SET TASK:
Print out each entry below exactly, please.

MATERIAL FOR THIS EXERCISE:
— begin —

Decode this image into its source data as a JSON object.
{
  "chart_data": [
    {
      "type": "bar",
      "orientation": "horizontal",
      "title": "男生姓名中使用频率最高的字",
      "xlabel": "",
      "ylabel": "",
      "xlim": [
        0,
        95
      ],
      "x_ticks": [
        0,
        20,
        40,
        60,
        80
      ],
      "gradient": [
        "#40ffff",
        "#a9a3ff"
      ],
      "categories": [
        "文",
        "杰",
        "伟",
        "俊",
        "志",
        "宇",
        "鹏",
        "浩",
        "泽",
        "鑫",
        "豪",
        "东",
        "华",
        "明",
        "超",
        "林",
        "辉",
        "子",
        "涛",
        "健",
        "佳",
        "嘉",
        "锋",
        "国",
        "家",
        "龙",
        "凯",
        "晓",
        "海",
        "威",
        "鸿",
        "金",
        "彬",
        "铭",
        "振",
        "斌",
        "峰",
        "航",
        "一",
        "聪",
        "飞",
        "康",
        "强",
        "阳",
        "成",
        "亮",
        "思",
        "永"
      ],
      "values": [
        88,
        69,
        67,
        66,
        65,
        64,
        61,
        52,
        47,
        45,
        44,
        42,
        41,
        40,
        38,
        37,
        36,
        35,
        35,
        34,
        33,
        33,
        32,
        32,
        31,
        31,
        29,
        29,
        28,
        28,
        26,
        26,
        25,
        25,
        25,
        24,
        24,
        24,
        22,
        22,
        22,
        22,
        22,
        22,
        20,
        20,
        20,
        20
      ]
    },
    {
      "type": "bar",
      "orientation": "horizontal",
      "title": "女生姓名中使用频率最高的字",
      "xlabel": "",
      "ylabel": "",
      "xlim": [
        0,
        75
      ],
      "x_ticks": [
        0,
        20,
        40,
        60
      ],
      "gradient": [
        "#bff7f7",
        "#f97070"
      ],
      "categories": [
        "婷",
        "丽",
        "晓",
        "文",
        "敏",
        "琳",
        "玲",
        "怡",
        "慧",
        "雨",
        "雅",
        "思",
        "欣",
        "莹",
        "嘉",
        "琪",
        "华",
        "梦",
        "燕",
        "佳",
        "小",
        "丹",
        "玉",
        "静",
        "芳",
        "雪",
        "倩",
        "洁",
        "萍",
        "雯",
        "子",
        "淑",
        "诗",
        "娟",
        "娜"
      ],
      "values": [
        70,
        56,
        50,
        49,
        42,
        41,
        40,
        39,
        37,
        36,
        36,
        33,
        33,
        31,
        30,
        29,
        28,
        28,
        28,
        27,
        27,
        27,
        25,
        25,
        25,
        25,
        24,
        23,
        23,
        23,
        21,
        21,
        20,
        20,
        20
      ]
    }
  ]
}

— end —

FINISHED ANSWER:
Decode this image into its source data as a JSON object.
{
  "chart_data": [
    {
      "type": "bar",
      "orientation": "horizontal",
      "title": "男生姓名中使用频率最高的字",
      "xlabel": "",
      "ylabel": "",
      "xlim": [
        0,
        95
      ],
      "x_ticks": [
        0,
        20,
        40,
        60,
        80
      ],
      "gradient": [
        "#40ffff",
        "#a9a3ff"
      ],
      "categories": [
        "文",
        "杰",
        "伟",
        "俊",
        "志",
        "宇",
        "鹏",
        "浩",
        "泽",
        "鑫",
        "豪",
        "东",
        "华",
        "明",
        "超",
        "林",
        "辉",
        "子",
        "涛",
        "健",
        "佳",
        "嘉",
        "锋",
        "国",
        "家",
        "龙",
        "凯",
        "晓",
        "海",
        "威",
        "鸿",
        "金",
        "彬",
        "铭",
        "振",
        "斌",
        "峰",
        "航",
        "一",
        "聪",
        "飞",
        "康",
        "强",
        "阳",
        "成",
        "亮",
        "思",
        "永"
      ],
      "values": [
        88,
        69,
        67,
        66,
        65,
        64,
        61,
        52,
        47,
        45,
        44,
        42,
        41,
        40,
        38,
        37,
        36,
        35,
        35,
        34,
        33,
        33,
        32,
        32,
        31,
        31,
        29,
        29,
        28,
        28,
        26,
        26,
        25,
        25,
        25,
        24,
        24,
        24,
        22,
        22,
        22,
        22,
        22,
        22,
        20,
        20,
        20,
        20
      ]
    },
    {
      "type": "bar",
      "orientation": "horizontal",
      "title": "女生姓名中使用频率最高的字",
      "xlabel": "",
      "ylabel": "",
      "xlim": [
        0,
        75
      ],
      "x_ticks": [
        0,
        20,
        40,
        60
      ],
      "gradient": [
        "#bff7f7",
        "#f97070"
      ],
      "categories": [
        "婷",
        "丽",
        "晓",
        "文",
        "敏",
        "琳",
        "玲",
        "怡",
        "慧",
        "雨",
        "雅",
        "思",
        "欣",
        "莹",
        "嘉",
        "琪",
        "华",
        "梦",
        "燕",
        "佳",
        "小",
        "丹",
        "玉",
        "静",
        "芳",
        "雪",
        "倩",
        "洁",
        "萍",
        "雯",
        "子",
        "淑",
        "诗",
        "娟",
        "娜"
      ],
      "values": [
        70,
        56,
        50,
        49,
        42,
        41,
        40,
        39,
        37,
        36,
        36,
        33,
        33,
        31,
        30,
        29,
        28,
        28,
        28,
        27,
        27,
        27,
        25,
        25,
        25,
        25,
        24,
        23,
        23,
        23,
        21,
        21,
        20,
        20,
        20
      ]
    }
  ]
}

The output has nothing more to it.